## Dataset rows about figures
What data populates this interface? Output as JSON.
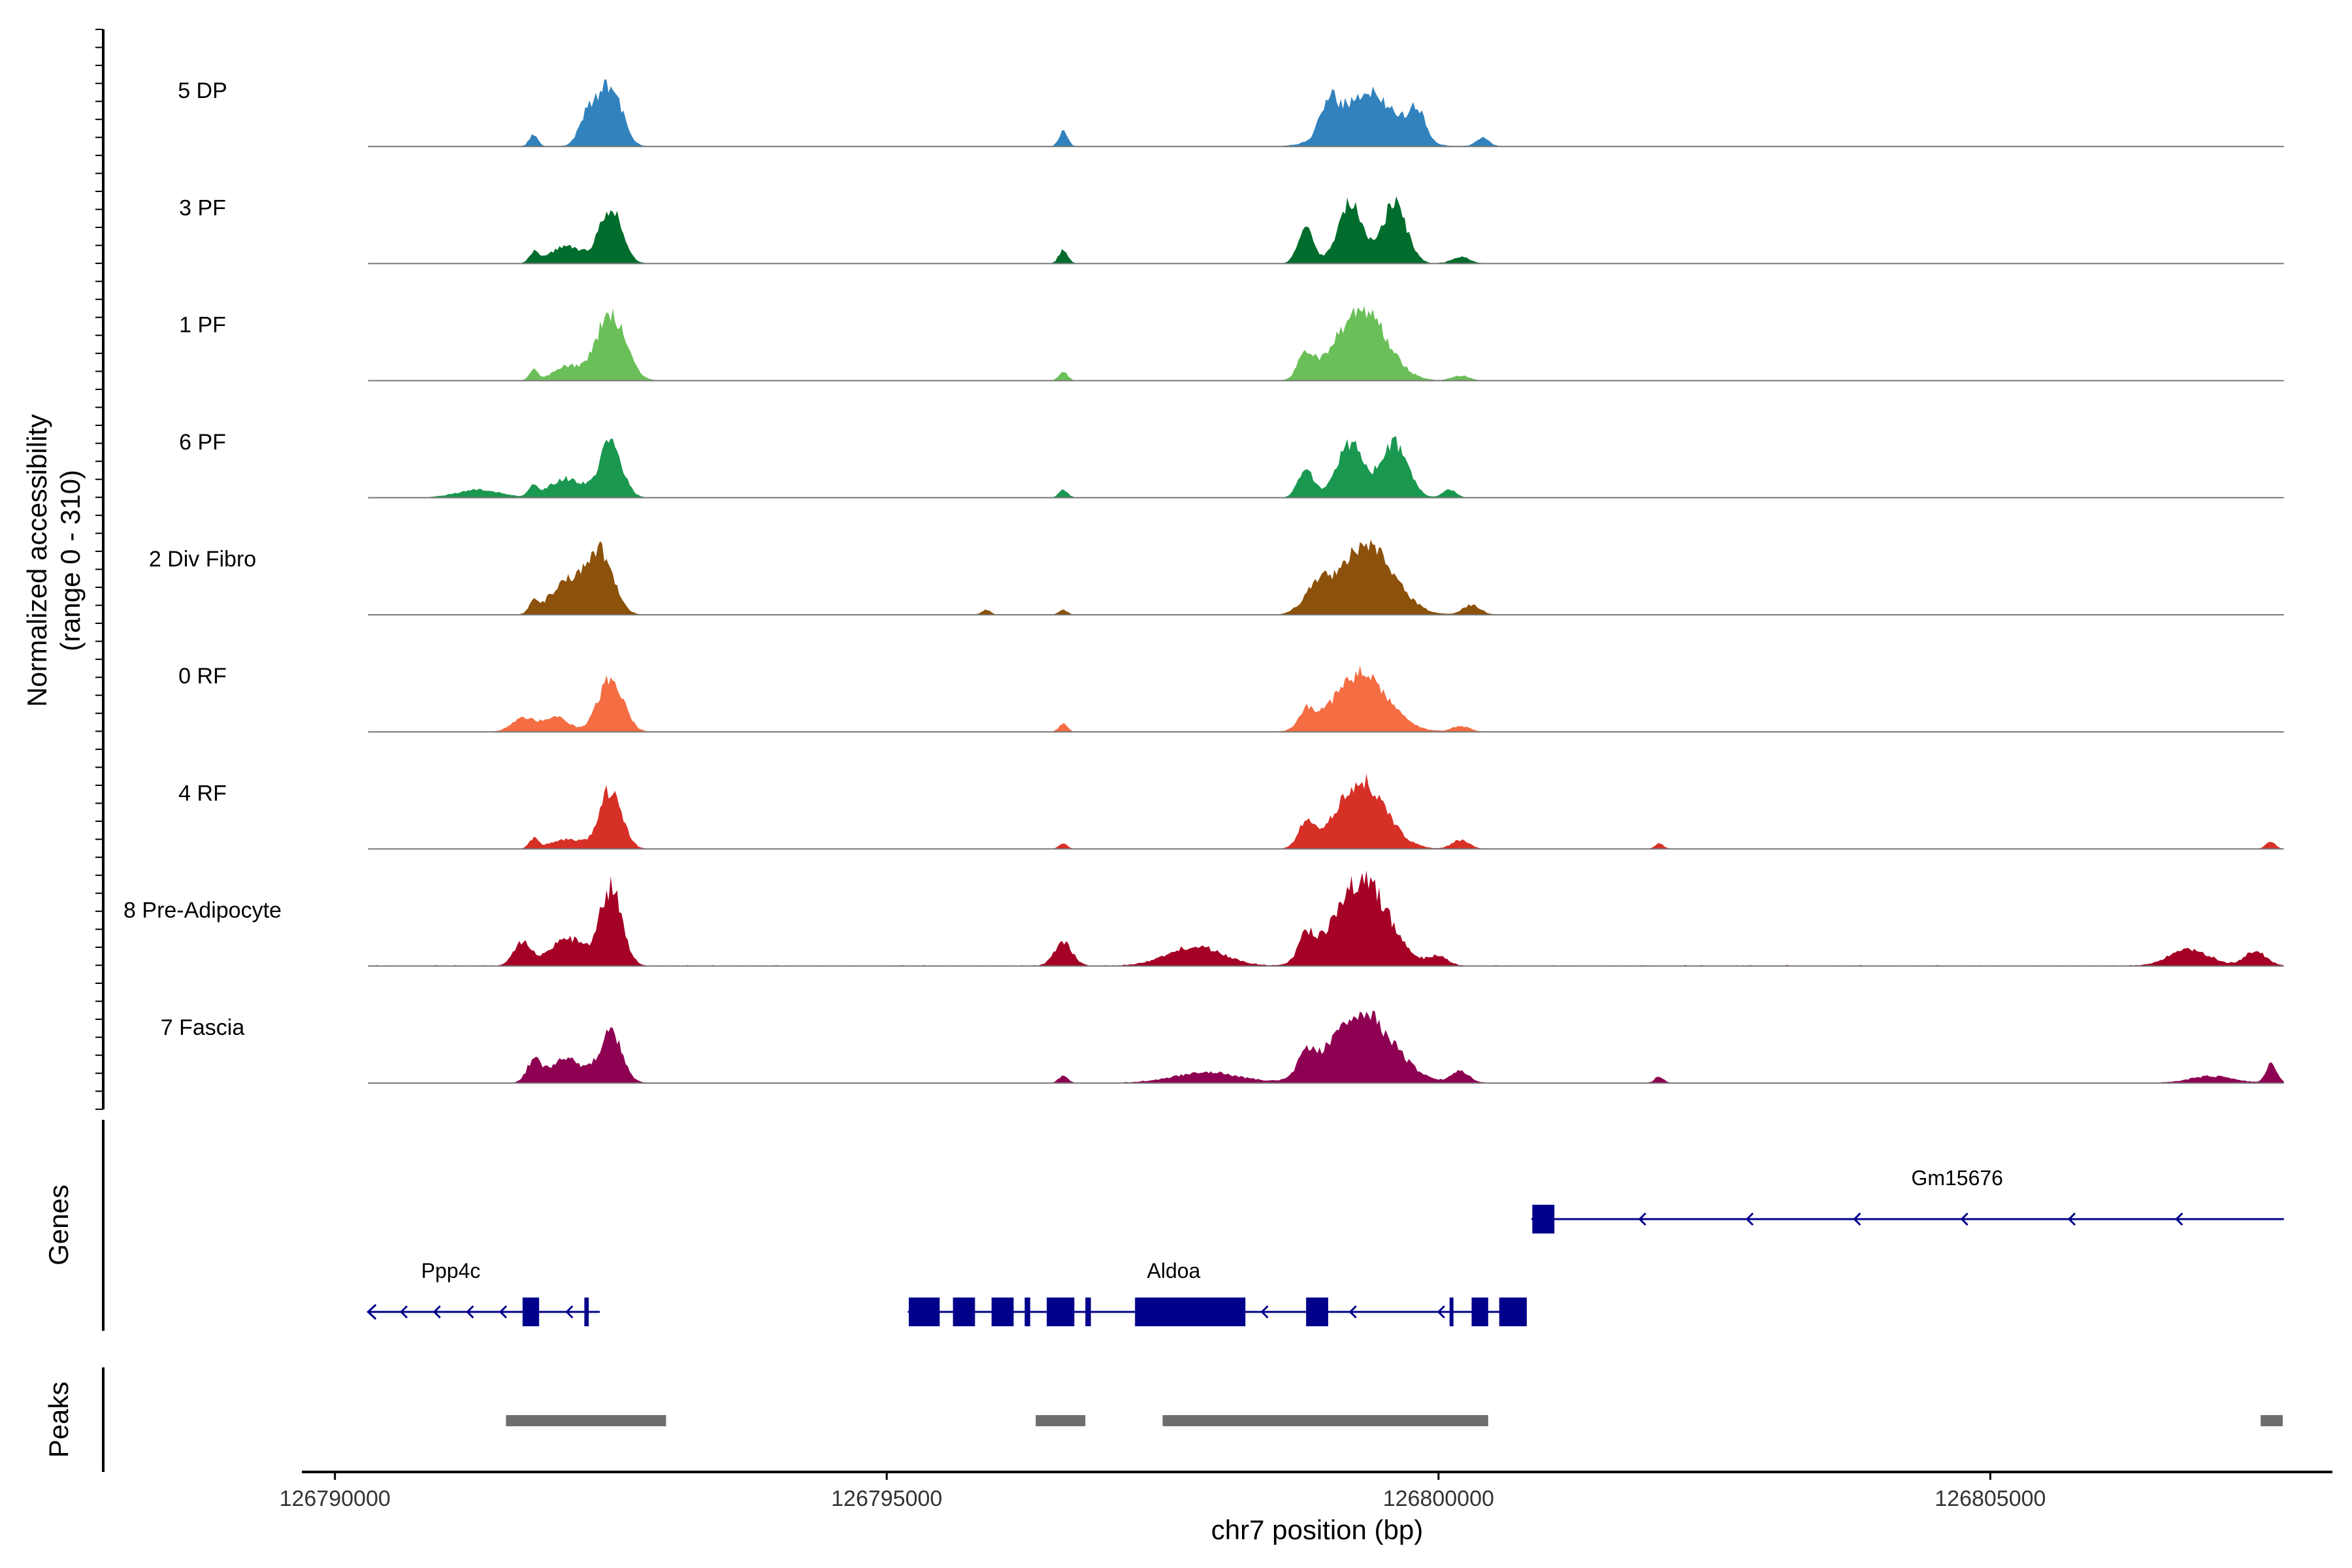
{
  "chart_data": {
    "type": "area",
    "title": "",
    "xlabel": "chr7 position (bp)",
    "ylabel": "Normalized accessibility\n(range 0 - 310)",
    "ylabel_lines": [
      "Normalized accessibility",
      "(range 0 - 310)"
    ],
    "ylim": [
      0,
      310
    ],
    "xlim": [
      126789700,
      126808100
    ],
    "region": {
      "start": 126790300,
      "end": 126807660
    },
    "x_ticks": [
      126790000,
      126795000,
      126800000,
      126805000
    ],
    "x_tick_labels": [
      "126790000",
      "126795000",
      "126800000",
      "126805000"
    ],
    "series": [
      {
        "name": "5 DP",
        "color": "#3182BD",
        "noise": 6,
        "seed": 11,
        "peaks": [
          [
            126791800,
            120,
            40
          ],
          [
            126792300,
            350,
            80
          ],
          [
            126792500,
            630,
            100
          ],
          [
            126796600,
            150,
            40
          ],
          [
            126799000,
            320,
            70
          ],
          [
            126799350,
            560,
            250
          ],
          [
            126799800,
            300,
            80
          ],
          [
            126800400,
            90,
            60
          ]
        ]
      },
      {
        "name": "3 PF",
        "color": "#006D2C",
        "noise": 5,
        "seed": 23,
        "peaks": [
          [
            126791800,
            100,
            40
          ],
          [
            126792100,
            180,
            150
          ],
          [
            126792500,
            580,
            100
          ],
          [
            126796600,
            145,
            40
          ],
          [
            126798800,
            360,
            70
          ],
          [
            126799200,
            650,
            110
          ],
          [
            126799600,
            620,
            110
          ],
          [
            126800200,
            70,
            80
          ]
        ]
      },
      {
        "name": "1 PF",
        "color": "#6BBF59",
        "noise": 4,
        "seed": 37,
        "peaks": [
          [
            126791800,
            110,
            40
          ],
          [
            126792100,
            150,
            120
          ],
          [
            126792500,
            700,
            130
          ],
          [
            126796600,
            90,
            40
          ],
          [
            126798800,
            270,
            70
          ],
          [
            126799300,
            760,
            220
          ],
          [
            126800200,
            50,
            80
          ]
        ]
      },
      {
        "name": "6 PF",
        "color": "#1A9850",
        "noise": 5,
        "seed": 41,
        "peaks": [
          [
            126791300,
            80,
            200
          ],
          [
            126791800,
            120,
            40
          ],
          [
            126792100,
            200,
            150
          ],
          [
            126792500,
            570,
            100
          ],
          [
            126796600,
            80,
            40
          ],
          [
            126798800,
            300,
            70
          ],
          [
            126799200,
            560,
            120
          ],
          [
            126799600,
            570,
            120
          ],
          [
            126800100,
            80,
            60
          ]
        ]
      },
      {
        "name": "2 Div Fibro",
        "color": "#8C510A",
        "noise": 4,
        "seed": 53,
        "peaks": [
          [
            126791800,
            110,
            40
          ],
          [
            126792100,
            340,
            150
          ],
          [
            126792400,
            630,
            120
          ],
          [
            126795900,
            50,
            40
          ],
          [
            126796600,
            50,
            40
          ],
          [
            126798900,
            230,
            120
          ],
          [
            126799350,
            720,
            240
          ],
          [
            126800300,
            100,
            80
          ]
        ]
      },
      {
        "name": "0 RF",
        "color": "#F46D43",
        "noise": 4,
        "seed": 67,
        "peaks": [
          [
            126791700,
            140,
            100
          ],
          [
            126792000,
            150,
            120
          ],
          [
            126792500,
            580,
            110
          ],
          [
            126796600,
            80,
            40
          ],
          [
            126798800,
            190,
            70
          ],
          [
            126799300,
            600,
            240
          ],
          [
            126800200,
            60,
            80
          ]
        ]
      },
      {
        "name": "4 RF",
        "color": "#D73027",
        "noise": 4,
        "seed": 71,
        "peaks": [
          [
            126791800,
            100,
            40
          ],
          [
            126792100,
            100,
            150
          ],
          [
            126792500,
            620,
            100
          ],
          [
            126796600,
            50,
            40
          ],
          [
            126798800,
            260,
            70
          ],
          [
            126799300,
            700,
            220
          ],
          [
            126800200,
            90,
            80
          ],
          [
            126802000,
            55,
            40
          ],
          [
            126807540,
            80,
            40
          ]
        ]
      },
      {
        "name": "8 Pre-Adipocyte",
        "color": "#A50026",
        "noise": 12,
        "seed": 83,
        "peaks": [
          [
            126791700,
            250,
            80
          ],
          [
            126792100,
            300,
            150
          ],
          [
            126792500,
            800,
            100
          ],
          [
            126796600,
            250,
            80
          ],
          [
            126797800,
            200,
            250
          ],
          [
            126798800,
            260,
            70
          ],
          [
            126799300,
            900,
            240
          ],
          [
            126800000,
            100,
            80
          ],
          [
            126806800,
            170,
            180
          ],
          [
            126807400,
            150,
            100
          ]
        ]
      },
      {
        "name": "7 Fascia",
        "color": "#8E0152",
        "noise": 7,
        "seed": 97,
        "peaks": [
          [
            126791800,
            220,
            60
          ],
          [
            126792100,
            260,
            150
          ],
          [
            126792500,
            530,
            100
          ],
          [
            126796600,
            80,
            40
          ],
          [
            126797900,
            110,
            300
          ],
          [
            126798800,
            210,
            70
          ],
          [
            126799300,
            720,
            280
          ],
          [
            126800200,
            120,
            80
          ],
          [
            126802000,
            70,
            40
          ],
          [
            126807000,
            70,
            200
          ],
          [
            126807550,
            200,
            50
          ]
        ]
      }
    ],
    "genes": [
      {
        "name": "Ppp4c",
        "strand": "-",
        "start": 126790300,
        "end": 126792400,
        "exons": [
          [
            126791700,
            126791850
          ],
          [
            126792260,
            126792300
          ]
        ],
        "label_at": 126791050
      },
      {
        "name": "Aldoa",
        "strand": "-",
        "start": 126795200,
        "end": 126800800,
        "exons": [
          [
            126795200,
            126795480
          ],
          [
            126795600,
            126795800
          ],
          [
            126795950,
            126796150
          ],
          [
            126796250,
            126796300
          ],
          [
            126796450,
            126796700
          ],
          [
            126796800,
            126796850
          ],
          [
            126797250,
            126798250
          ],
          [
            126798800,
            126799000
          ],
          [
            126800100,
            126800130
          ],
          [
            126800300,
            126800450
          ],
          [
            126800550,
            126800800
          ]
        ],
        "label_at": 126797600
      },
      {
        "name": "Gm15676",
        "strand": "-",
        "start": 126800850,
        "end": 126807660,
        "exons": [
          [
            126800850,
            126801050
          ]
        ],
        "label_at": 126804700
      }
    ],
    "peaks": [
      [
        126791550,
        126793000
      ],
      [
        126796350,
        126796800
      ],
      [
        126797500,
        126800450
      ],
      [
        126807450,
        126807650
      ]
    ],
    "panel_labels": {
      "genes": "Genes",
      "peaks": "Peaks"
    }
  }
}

==

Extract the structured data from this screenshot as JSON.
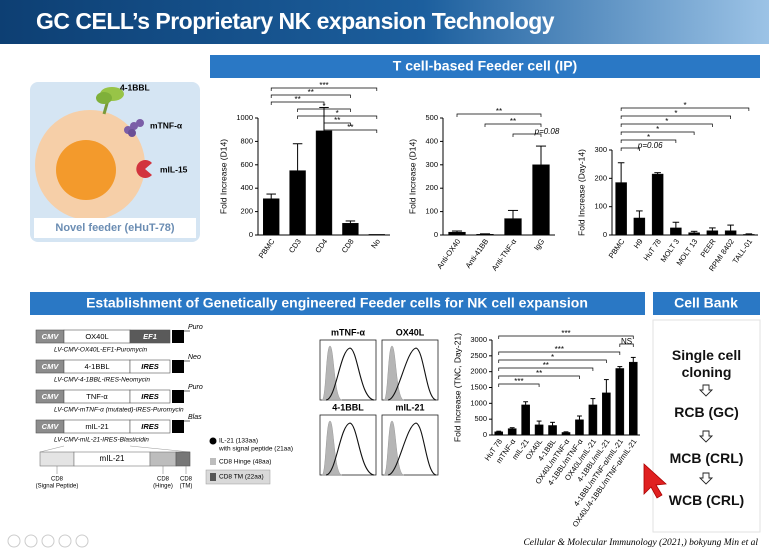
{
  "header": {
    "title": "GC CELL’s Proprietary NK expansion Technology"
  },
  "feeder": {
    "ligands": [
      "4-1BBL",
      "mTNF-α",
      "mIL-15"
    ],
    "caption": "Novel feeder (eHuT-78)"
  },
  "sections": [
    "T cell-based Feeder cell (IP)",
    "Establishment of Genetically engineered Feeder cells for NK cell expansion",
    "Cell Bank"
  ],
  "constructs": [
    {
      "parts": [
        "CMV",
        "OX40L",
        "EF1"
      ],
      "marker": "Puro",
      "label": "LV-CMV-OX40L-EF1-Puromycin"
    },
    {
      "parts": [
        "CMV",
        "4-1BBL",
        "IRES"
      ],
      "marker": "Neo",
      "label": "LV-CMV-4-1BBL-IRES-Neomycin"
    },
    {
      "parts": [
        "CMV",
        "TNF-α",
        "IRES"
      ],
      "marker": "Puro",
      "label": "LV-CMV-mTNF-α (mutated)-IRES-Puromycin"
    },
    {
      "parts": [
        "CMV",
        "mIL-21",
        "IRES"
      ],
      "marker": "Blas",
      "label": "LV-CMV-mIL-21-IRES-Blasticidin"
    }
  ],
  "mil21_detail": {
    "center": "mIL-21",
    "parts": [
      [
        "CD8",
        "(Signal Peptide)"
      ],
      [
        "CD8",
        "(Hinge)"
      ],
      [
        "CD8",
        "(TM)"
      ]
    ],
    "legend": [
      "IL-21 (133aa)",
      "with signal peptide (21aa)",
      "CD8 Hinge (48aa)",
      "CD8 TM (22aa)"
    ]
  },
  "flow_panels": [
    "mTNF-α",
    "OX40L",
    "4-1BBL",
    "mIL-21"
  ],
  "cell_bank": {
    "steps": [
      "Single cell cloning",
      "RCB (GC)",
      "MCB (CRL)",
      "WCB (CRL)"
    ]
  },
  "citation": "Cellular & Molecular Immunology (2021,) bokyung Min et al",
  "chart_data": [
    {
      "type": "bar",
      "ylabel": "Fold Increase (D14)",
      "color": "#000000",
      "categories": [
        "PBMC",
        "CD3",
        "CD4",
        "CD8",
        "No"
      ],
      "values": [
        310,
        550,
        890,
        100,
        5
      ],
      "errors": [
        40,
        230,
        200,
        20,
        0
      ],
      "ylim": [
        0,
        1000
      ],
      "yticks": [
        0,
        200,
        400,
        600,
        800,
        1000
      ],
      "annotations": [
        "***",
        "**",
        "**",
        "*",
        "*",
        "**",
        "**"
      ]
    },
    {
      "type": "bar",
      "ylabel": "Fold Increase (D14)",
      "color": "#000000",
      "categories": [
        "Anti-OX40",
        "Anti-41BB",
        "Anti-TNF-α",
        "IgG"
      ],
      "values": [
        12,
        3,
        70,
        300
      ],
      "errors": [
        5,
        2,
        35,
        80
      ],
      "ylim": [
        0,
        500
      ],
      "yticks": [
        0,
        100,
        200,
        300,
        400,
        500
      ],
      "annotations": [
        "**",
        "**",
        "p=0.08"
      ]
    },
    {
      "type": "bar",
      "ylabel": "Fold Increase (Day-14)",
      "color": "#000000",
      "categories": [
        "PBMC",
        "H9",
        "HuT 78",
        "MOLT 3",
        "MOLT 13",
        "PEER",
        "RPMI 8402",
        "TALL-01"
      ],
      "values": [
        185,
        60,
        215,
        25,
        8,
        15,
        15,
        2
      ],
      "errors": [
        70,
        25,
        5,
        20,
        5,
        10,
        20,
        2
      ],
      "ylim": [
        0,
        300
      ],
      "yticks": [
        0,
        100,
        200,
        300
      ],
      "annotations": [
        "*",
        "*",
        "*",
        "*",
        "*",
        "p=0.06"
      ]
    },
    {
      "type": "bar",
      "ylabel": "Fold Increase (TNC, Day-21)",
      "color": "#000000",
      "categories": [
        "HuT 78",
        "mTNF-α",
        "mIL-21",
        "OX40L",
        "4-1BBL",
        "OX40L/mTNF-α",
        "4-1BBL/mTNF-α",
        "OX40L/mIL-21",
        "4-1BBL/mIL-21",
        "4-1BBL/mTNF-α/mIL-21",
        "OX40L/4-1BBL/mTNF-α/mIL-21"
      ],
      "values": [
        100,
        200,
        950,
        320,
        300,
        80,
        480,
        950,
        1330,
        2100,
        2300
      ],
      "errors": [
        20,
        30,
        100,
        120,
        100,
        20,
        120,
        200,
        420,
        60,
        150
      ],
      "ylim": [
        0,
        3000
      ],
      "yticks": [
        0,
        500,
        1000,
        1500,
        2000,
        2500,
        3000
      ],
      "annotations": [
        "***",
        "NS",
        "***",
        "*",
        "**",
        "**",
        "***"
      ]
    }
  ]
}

* * *

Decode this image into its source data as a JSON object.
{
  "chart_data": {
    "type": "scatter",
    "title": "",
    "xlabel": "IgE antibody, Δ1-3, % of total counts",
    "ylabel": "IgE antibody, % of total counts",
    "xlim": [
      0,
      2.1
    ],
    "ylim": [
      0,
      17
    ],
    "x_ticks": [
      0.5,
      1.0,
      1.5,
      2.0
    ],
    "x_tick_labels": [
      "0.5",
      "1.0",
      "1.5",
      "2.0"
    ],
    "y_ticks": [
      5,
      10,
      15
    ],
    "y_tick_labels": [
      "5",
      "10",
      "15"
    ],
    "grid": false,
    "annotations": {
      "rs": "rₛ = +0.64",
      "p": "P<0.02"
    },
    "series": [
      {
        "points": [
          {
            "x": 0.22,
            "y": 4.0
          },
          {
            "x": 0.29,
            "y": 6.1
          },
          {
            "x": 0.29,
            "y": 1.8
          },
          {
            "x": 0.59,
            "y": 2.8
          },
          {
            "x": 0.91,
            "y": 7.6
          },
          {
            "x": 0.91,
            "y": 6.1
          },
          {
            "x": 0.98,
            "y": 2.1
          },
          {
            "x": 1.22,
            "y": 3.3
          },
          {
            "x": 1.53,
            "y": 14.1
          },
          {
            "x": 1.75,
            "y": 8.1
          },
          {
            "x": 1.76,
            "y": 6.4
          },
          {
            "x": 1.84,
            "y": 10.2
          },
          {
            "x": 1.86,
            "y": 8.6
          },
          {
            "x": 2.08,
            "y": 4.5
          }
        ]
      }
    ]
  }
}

## Exercise description
Each line above holding the word "xlabel" counts; reply with how many there are, only the number.

## Solved exercise
2